-- start --
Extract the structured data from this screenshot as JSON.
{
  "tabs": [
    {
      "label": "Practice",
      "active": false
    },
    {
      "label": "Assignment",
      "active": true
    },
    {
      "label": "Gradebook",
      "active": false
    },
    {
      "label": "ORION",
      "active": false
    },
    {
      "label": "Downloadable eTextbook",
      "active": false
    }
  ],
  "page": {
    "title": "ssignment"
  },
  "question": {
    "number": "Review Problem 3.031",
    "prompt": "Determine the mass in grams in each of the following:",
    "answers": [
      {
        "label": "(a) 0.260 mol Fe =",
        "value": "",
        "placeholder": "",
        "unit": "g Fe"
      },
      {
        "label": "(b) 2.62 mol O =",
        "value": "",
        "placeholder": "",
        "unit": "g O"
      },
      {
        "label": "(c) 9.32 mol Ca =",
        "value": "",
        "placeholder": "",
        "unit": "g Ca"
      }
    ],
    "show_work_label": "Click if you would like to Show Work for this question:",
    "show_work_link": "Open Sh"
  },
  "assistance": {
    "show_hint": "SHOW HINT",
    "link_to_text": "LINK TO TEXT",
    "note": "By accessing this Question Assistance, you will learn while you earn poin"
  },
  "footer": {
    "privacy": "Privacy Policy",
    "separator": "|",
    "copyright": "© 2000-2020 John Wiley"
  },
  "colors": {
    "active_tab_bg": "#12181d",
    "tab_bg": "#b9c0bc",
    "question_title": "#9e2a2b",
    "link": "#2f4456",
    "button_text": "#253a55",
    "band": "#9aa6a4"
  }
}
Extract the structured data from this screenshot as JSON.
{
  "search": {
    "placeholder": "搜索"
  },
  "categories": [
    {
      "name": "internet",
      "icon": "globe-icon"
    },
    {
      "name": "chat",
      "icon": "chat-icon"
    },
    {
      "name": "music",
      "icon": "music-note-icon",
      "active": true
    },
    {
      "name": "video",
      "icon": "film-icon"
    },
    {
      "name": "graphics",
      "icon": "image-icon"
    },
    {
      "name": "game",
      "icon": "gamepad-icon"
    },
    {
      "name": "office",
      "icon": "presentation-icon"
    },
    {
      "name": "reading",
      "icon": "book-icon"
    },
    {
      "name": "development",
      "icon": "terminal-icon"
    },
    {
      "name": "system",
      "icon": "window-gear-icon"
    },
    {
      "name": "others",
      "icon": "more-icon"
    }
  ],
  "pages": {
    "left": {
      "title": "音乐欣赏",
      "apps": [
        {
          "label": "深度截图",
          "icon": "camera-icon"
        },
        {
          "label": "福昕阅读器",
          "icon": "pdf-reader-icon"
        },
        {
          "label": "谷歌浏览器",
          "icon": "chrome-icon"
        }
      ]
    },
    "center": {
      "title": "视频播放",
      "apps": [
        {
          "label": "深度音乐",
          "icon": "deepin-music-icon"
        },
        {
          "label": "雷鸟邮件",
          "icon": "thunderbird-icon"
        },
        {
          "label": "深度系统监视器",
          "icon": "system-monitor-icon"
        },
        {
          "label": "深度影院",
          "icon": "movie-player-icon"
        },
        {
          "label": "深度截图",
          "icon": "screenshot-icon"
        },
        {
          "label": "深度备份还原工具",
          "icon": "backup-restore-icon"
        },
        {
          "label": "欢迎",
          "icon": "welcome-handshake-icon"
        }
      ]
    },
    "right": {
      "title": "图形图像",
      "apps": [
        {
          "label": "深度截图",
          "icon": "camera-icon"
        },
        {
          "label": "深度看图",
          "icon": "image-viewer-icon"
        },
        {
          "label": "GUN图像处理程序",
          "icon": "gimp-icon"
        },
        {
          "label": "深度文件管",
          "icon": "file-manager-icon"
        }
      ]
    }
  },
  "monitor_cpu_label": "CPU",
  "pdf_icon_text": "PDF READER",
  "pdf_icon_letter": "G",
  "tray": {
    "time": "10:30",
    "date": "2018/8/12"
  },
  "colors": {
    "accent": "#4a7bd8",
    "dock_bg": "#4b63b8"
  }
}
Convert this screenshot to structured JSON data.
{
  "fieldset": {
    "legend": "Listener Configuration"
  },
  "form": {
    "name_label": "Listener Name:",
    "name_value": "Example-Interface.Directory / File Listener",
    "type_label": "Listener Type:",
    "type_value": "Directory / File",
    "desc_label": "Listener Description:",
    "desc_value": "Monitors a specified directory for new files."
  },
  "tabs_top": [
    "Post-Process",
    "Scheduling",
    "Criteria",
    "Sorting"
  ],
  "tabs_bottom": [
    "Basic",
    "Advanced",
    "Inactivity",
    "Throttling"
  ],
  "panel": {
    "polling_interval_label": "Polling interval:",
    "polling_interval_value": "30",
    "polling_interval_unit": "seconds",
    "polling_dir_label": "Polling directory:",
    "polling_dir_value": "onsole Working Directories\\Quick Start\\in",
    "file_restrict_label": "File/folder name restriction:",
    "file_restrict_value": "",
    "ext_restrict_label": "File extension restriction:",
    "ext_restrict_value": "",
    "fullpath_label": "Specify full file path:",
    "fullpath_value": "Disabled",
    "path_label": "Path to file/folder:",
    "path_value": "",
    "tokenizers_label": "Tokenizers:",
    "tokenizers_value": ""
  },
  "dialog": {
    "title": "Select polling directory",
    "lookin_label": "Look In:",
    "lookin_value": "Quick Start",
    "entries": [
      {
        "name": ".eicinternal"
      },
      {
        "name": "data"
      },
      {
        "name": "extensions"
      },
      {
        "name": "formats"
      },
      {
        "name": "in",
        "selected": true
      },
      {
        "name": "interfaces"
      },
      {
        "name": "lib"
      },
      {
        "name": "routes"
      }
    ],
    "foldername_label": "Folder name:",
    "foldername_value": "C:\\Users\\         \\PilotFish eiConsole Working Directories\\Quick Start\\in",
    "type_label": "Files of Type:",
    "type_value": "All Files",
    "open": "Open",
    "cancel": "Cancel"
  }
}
-- end --
EXERCISE OBJECTIVE:
Where a line holds the string "data", copy that line.

SOLUTION TO THIS EXERCISE:
Extract the structured data from this screenshot as JSON.
Extract the structured data from this screenshot as JSON.
Convert this screenshot to structured JSON data.
        "name": "data"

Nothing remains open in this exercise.